EXERCISE: Set down the full listing exactly as given. Any pictures are to be left out.

DATA FOR THIS EXERCISE:
* START *

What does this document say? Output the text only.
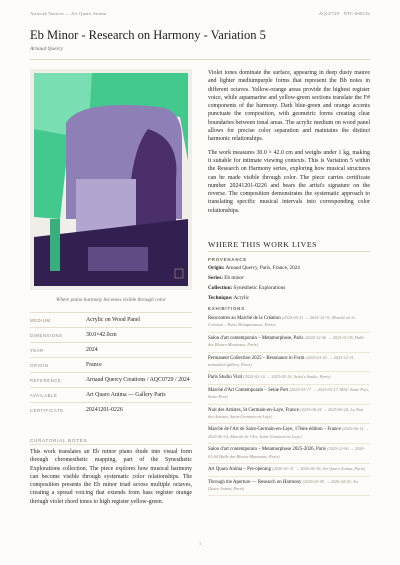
Artwork Notices — Art Quaro Anima	AQC0729 · NTC-00021b
Eb Minor - Research on Harmony - Variation 5
Arnaud Quercy
Where piano harmony becomes visible through color
MEDIUM	Acrylic on Wood Panel
DIMENSIONS	30.0×42.0cm
YEAR	2024
ORIGIN	France
REFERENCE	Arnaud Quercy Creations / AQC0729 / 2024
AVAILABLE	Art Quaro Anima — Gallery Paris
CERTIFICATE	20241201-0226
CURATORIAL NOTES

This work translates an Eb minor piano étude into visual form through chromesthetic mapping, part of the Synesthetic Explorations collection. The piece explores how musical harmony can become visible through systematic color relationships. The composition presents the Eb minor triad across multiple octaves, creating a spread voicing that extends from bass register orange through violet chord tones to high register yellow-green.

Violet tones dominate the surface, appearing in deep dusty mauve and lighter mediumpurple forms that represent the Bb notes in different octaves. Yellow-orange areas provide the highest register voice, while aquamarine and yellow-green sections translate the F# components of the harmony. Dark blue-green and orange accents punctuate the composition, with geometric forms creating clear boundaries between tonal areas. The acrylic medium on wood panel allows for precise color separation and maintains the distinct harmonic relationships.

The work measures 30.0 × 42.0 cm and weighs under 1 kg, making it suitable for intimate viewing contexts. This is Variation 5 within the Research on Harmony series, exploring how musical structures can be made visible through color. The piece carries certificate number 20241201-0226 and bears the artist's signature on the reverse. The composition demonstrates the systematic approach to translating specific musical intervals into corresponding color relationships.

WHERE THIS WORK LIVES
PROVENANCE
Origin: Arnaud Quercy, Paris, France, 2024
Series: Eb minor
Collection: Synesthetic Explorations
Technique: Acrylic
EXHIBITIONS
Rencontres au Marché de la Création (2024-04-21 → 2024-12-31, Marché de la Création – Paris Montparnasse, Paris)
Salon d'art contemporain – Metamorphose, Paris (2024-12-06 → 2025-01-05, Halle des Blancs-Manteaux, Paris)
Permanent Collection 2025 – Resonance in Form (2025-01-01 → 2025-12-31, artmadrid-gallery, Paris)
Paris Studio Visit (2025-02-10 → 2025-02-16, Artist's Studio, Paris)
Marché d'Art Contemporain – Seine Port (2025-03-17 → 2025-05-17, MAC Seine Port, Seine-Port)
Nuit des Artistes, St Germain-en-Laye, France (2025-06-24 → 2025-06-24, La Nuit des Artistes, Saint-Germain-en-Laye)
Marché de l'Art de Saint-Germain-en-Laye, 17ème édition – France (2025-06-14 → 2025-06-14, Marché de l'Art, Saint-Germain-en-Laye)
Salon d'art contemporain – Metamorphose 2025-2026, Paris (2025-12-06 → 2026-01-04 Halle des Blancs-Manteaux, Paris)
Art Quaro Anima – Pre-opening (2026-01-31 → 2026-05-30, Art Quaro Anima, Paris)
Through the Aperture — Research on Harmony (2026-03-09 → 2026-04-30, Art Quaro Anima, Paris)
1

* END *

OUTPUT FOR THIS TASK:
What does this document say? Output the text only.
Artwork Notices — Art Quaro Anima	AQC0729 · NTC-00021b
Eb Minor - Research on Harmony - Variation 5
Arnaud Quercy
Where piano harmony becomes visible through color
MEDIUM	Acrylic on Wood Panel
DIMENSIONS	30.0×42.0cm
YEAR	2024
ORIGIN	France
REFERENCE	Arnaud Quercy Creations / AQC0729 / 2024
AVAILABLE	Art Quaro Anima — Gallery Paris
CERTIFICATE	20241201-0226
CURATORIAL NOTES

This work translates an Eb minor piano étude into visual form through chromesthetic mapping, part of the Synesthetic Explorations collection. The piece explores how musical harmony can become visible through systematic color relationships. The composition presents the Eb minor triad across multiple octaves, creating a spread voicing that extends from bass register orange through violet chord tones to high register yellow-green.

Violet tones dominate the surface, appearing in deep dusty mauve and lighter mediumpurple forms that represent the Bb notes in different octaves. Yellow-orange areas provide the highest register voice, while aquamarine and yellow-green sections translate the F# components of the harmony. Dark blue-green and orange accents punctuate the composition, with geometric forms creating clear boundaries between tonal areas. The acrylic medium on wood panel allows for precise color separation and maintains the distinct harmonic relationships.

The work measures 30.0 × 42.0 cm and weighs under 1 kg, making it suitable for intimate viewing contexts. This is Variation 5 within the Research on Harmony series, exploring how musical structures can be made visible through color. The piece carries certificate number 20241201-0226 and bears the artist's signature on the reverse. The composition demonstrates the systematic approach to translating specific musical intervals into corresponding color relationships.

WHERE THIS WORK LIVES
PROVENANCE
Origin: Arnaud Quercy, Paris, France, 2024
Series: Eb minor
Collection: Synesthetic Explorations
Technique: Acrylic
EXHIBITIONS
Rencontres au Marché de la Création (2024-04-21 → 2024-12-31, Marché de la Création – Paris Montparnasse, Paris)
Salon d'art contemporain – Metamorphose, Paris (2024-12-06 → 2025-01-05, Halle des Blancs-Manteaux, Paris)
Permanent Collection 2025 – Resonance in Form (2025-01-01 → 2025-12-31, artmadrid-gallery, Paris)
Paris Studio Visit (2025-02-10 → 2025-02-16, Artist's Studio, Paris)
Marché d'Art Contemporain – Seine Port (2025-03-17 → 2025-05-17, MAC Seine Port, Seine-Port)
Nuit des Artistes, St Germain-en-Laye, France (2025-06-24 → 2025-06-24, La Nuit des Artistes, Saint-Germain-en-Laye)
Marché de l'Art de Saint-Germain-en-Laye, 17ème édition – France (2025-06-14 → 2025-06-14, Marché de l'Art, Saint-Germain-en-Laye)
Salon d'art contemporain – Metamorphose 2025-2026, Paris (2025-12-06 → 2026-01-04 Halle des Blancs-Manteaux, Paris)
Art Quaro Anima – Pre-opening (2026-01-31 → 2026-05-30, Art Quaro Anima, Paris)
Through the Aperture — Research on Harmony (2026-03-09 → 2026-04-30, Art Quaro Anima, Paris)
1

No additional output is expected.